Reproduce the items word for word, starting with the very first line and ending with the line that contains "data-point [263,270,271,278]", including both of those lines.
»»
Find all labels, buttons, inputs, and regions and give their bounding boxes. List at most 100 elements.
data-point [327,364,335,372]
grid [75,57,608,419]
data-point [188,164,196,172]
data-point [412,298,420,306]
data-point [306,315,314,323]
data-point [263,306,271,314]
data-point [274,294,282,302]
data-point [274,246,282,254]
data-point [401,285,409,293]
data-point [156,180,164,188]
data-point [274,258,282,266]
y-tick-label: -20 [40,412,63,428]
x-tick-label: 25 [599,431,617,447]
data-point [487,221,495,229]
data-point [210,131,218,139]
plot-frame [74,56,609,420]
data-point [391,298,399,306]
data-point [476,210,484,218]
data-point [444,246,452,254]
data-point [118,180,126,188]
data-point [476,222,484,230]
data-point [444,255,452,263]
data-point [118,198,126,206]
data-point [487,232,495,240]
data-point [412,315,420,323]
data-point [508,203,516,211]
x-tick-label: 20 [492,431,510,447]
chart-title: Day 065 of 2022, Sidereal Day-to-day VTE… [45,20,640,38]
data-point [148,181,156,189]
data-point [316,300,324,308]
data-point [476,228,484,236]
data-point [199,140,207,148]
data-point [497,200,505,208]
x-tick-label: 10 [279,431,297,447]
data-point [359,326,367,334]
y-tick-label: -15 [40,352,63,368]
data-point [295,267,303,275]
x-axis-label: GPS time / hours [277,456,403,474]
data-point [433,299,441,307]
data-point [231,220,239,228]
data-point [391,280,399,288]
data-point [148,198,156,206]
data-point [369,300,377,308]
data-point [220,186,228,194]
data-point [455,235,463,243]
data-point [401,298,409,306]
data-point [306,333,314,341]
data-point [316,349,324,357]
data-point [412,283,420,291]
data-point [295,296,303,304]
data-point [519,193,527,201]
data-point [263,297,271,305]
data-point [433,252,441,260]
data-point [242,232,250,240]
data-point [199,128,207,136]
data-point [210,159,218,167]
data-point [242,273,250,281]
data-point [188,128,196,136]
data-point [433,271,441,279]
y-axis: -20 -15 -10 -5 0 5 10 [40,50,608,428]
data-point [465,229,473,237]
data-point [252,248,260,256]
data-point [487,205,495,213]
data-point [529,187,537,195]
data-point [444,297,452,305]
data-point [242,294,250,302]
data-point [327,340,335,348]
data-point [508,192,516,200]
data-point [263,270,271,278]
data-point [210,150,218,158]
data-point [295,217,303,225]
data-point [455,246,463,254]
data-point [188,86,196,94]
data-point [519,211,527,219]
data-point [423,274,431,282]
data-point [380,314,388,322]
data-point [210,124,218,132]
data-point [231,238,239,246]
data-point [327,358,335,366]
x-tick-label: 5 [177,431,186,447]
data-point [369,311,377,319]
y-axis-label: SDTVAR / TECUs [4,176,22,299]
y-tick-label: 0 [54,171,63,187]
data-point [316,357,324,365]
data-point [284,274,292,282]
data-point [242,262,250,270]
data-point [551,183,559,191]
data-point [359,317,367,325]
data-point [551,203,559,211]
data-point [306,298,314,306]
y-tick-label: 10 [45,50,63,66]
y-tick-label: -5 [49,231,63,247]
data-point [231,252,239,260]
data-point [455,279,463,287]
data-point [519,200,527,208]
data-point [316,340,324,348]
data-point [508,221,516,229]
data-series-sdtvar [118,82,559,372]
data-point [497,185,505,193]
««
THE SOLUTION:
Find all labels, buttons, inputs, and regions and give their bounding boxes. List at most 100 elements.
data-point [327,364,335,372]
grid [75,57,608,419]
data-point [188,164,196,172]
data-point [412,298,420,306]
data-point [306,315,314,323]
data-point [263,306,271,314]
data-point [274,294,282,302]
data-point [274,246,282,254]
data-point [401,285,409,293]
data-point [156,180,164,188]
data-point [274,258,282,266]
y-tick-label: -20 [40,412,63,428]
x-tick-label: 25 [599,431,617,447]
data-point [487,221,495,229]
data-point [210,131,218,139]
plot-frame [74,56,609,420]
data-point [391,298,399,306]
data-point [476,210,484,218]
data-point [444,246,452,254]
data-point [118,180,126,188]
data-point [476,222,484,230]
data-point [444,255,452,263]
data-point [118,198,126,206]
data-point [487,232,495,240]
data-point [412,315,420,323]
data-point [508,203,516,211]
x-tick-label: 20 [492,431,510,447]
chart-title: Day 065 of 2022, Sidereal Day-to-day VTE… [45,20,640,38]
data-point [148,181,156,189]
data-point [316,300,324,308]
data-point [476,228,484,236]
data-point [199,140,207,148]
data-point [497,200,505,208]
x-tick-label: 10 [279,431,297,447]
data-point [359,326,367,334]
y-tick-label: -15 [40,352,63,368]
data-point [295,267,303,275]
x-axis-label: GPS time / hours [277,456,403,474]
data-point [433,299,441,307]
data-point [231,220,239,228]
data-point [391,280,399,288]
data-point [148,198,156,206]
data-point [369,300,377,308]
data-point [220,186,228,194]
data-point [455,235,463,243]
data-point [401,298,409,306]
data-point [306,333,314,341]
data-point [316,349,324,357]
data-point [412,283,420,291]
data-point [295,296,303,304]
data-point [519,193,527,201]
data-point [263,297,271,305]
data-point [433,252,441,260]
data-point [242,232,250,240]
data-point [199,128,207,136]
data-point [210,159,218,167]
data-point [242,273,250,281]
data-point [188,128,196,136]
data-point [433,271,441,279]
y-axis: -20 -15 -10 -5 0 5 10 [40,50,608,428]
data-point [465,229,473,237]
data-point [252,248,260,256]
data-point [487,205,495,213]
data-point [529,187,537,195]
data-point [444,297,452,305]
data-point [242,294,250,302]
data-point [327,340,335,348]
data-point [508,192,516,200]
data-point [263,270,271,278]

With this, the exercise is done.